Instruction: Return, word for word, every line that follows.

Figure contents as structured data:

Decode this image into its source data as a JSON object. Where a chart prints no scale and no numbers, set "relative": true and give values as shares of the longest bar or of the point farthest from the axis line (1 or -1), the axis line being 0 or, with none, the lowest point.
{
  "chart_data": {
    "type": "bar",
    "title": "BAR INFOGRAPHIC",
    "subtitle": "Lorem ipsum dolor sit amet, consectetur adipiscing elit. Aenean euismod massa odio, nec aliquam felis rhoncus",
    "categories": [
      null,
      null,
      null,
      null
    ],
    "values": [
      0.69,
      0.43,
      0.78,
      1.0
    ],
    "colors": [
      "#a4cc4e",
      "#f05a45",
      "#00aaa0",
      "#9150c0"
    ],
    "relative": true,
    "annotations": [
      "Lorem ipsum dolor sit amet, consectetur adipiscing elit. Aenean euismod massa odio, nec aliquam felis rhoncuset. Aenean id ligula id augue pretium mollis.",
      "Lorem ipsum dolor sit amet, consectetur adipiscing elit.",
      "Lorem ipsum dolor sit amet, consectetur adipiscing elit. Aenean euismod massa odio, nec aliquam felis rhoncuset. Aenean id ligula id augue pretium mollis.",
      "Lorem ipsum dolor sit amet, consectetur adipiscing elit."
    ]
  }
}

Exercise result:
Decode this image into its source data as a JSON object. Where a chart prints no scale and no numbers, set "relative": true and give values as shares of the longest bar or of the point farthest from the axis line (1 or -1), the axis line being 0 or, with none, the lowest point.
{
  "chart_data": {
    "type": "bar",
    "title": "BAR INFOGRAPHIC",
    "subtitle": "Lorem ipsum dolor sit amet, consectetur adipiscing elit. Aenean euismod massa odio, nec aliquam felis rhoncus",
    "categories": [
      null,
      null,
      null,
      null
    ],
    "values": [
      0.69,
      0.43,
      0.78,
      1.0
    ],
    "colors": [
      "#a4cc4e",
      "#f05a45",
      "#00aaa0",
      "#9150c0"
    ],
    "relative": true,
    "annotations": [
      "Lorem ipsum dolor sit amet, consectetur adipiscing elit. Aenean euismod massa odio, nec aliquam felis rhoncuset. Aenean id ligula id augue pretium mollis.",
      "Lorem ipsum dolor sit amet, consectetur adipiscing elit.",
      "Lorem ipsum dolor sit amet, consectetur adipiscing elit. Aenean euismod massa odio, nec aliquam felis rhoncuset. Aenean id ligula id augue pretium mollis.",
      "Lorem ipsum dolor sit amet, consectetur adipiscing elit."
    ]
  }
}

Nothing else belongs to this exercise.